▶ Instruction
Exclude the pictures; give every entry again exactly as written.
▬▬▬
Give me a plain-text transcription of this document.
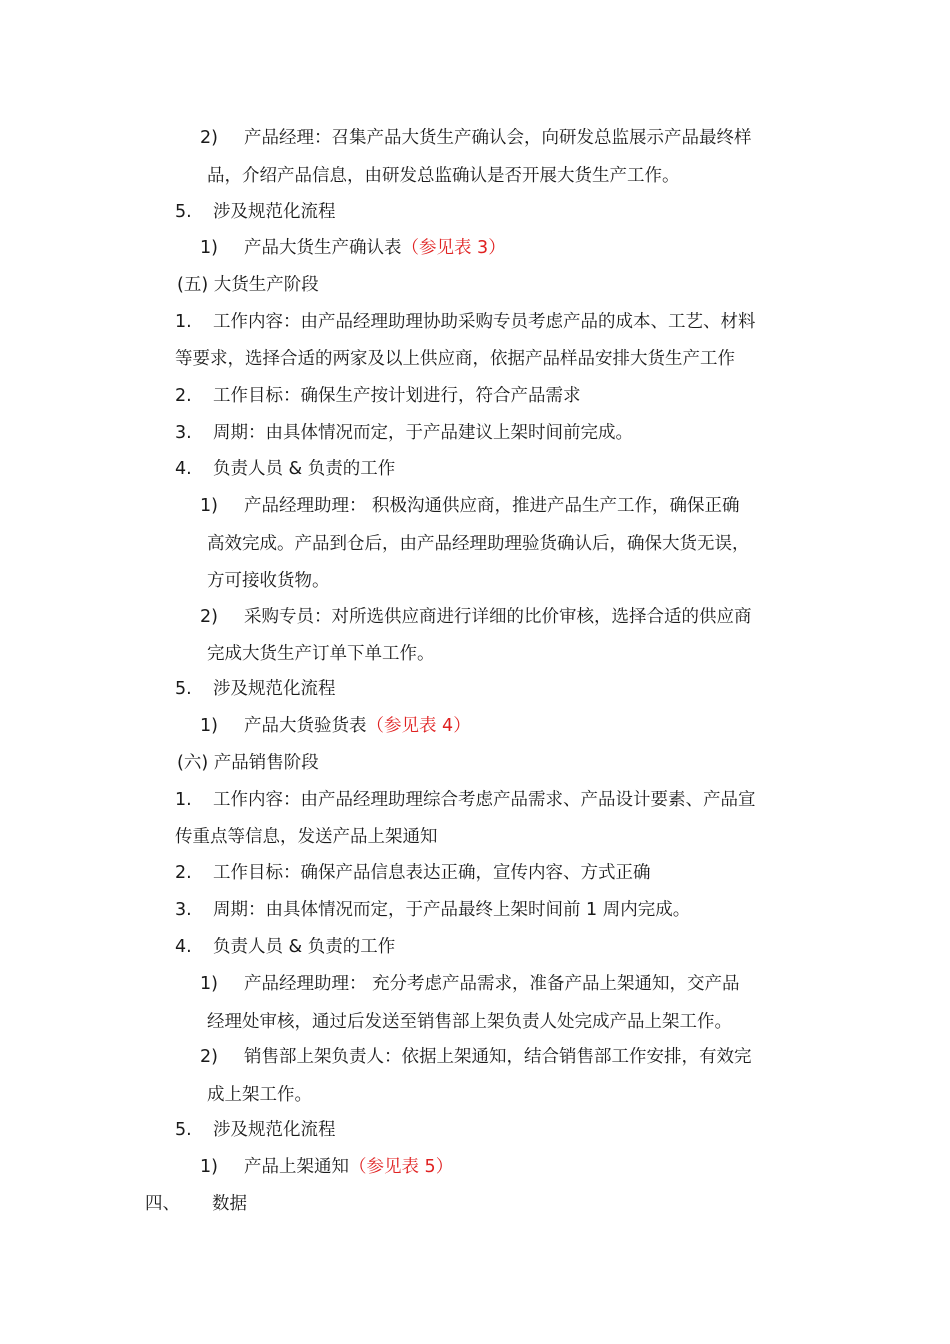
2) 产品经理：召集产品大货生产确认会，向研发总监展示产品最终样
品，介绍产品信息，由研发总监确认是否开展大货生产工作。
5. 涉及规范化流程
1) 产品大货生产确认表（参见表 3）
(五) 大货生产阶段
1. 工作内容：由产品经理助理协助采购专员考虑产品的成本、工艺、材料
等要求，选择合适的两家及以上供应商，依据产品样品安排大货生产工作
2. 工作目标：确保生产按计划进行，符合产品需求
3. 周期：由具体情况而定，于产品建议上架时间前完成。
4. 负责人员 & 负责的工作
1) 产品经理助理： 积极沟通供应商，推进产品生产工作，确保正确
高效完成。产品到仓后，由产品经理助理验货确认后，确保大货无误，
方可接收货物。
2) 采购专员：对所选供应商进行详细的比价审核，选择合适的供应商
完成大货生产订单下单工作。
5. 涉及规范化流程
1) 产品大货验货表（参见表 4）
(六) 产品销售阶段
1. 工作内容：由产品经理助理综合考虑产品需求、产品设计要素、产品宣
传重点等信息，发送产品上架通知
2. 工作目标：确保产品信息表达正确，宣传内容、方式正确
3. 周期：由具体情况而定，于产品最终上架时间前 1 周内完成。
4. 负责人员 & 负责的工作
1) 产品经理助理： 充分考虑产品需求，准备产品上架通知，交产品
经理处审核，通过后发送至销售部上架负责人处完成产品上架工作。
2) 销售部上架负责人：依据上架通知，结合销售部工作安排，有效完
成上架工作。
5. 涉及规范化流程
1) 产品上架通知（参见表 5）
四、 数据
▬▬▬
▶ Solution for this task
Give me a plain-text transcription of this document.
2) 产品经理：召集产品大货生产确认会，向研发总监展示产品最终样
品，介绍产品信息，由研发总监确认是否开展大货生产工作。
5. 涉及规范化流程
1) 产品大货生产确认表（参见表 3）
(五) 大货生产阶段
1. 工作内容：由产品经理助理协助采购专员考虑产品的成本、工艺、材料
等要求，选择合适的两家及以上供应商，依据产品样品安排大货生产工作
2. 工作目标：确保生产按计划进行，符合产品需求
3. 周期：由具体情况而定，于产品建议上架时间前完成。
4. 负责人员 & 负责的工作
1) 产品经理助理： 积极沟通供应商，推进产品生产工作，确保正确
高效完成。产品到仓后，由产品经理助理验货确认后，确保大货无误，
方可接收货物。
2) 采购专员：对所选供应商进行详细的比价审核，选择合适的供应商
完成大货生产订单下单工作。
5. 涉及规范化流程
1) 产品大货验货表（参见表 4）
(六) 产品销售阶段
1. 工作内容：由产品经理助理综合考虑产品需求、产品设计要素、产品宣
传重点等信息，发送产品上架通知
2. 工作目标：确保产品信息表达正确，宣传内容、方式正确
3. 周期：由具体情况而定，于产品最终上架时间前 1 周内完成。
4. 负责人员 & 负责的工作
1) 产品经理助理： 充分考虑产品需求，准备产品上架通知，交产品
经理处审核，通过后发送至销售部上架负责人处完成产品上架工作。
2) 销售部上架负责人：依据上架通知，结合销售部工作安排，有效完
成上架工作。
5. 涉及规范化流程
1) 产品上架通知（参见表 5）
四、 数据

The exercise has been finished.